** BEGIN Input material **

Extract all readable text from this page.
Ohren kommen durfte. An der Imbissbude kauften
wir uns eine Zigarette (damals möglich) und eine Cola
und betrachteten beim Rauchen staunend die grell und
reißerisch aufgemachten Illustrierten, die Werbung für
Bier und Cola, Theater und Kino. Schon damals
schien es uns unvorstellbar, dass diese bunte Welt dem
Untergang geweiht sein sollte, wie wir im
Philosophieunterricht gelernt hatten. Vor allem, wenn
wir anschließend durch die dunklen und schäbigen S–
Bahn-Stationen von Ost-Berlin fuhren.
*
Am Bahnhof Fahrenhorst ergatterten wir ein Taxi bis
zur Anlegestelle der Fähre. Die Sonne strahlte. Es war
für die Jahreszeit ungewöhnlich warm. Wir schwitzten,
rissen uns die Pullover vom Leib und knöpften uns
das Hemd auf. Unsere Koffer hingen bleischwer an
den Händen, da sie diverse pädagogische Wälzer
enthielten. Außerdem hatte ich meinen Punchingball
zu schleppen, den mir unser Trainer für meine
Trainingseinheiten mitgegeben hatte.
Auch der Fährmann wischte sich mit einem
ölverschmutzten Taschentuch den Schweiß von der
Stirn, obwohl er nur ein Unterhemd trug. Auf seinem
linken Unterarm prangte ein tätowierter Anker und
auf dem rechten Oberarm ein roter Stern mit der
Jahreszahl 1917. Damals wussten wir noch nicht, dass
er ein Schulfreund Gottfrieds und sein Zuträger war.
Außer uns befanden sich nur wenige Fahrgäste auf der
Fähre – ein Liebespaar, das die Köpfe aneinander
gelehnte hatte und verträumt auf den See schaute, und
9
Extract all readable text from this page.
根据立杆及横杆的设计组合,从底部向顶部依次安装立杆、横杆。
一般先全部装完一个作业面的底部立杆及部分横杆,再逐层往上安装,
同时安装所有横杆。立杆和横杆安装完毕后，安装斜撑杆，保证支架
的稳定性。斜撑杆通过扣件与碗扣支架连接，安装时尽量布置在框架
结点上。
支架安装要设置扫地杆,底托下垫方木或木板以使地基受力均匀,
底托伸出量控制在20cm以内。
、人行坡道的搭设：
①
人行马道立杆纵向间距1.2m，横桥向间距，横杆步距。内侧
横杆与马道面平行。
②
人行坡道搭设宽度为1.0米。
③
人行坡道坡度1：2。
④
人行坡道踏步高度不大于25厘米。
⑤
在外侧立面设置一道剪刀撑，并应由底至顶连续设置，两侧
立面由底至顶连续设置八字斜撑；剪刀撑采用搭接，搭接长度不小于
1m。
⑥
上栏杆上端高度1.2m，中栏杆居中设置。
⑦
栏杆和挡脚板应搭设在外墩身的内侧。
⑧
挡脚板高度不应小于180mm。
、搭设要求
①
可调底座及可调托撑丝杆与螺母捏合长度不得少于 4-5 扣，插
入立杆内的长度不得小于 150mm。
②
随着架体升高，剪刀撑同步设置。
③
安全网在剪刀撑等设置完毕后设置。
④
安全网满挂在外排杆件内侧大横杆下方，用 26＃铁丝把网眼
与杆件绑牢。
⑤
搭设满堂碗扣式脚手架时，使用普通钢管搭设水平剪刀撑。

** END Input material **

Identify the lines in the entries above that contain "Fähre", then copy them out.

=== Completed task ===
zur Anlegestelle der Fähre. Die Sonne strahlte. Es war
Fähre – ein Liebespaar, das die Köpfe aneinander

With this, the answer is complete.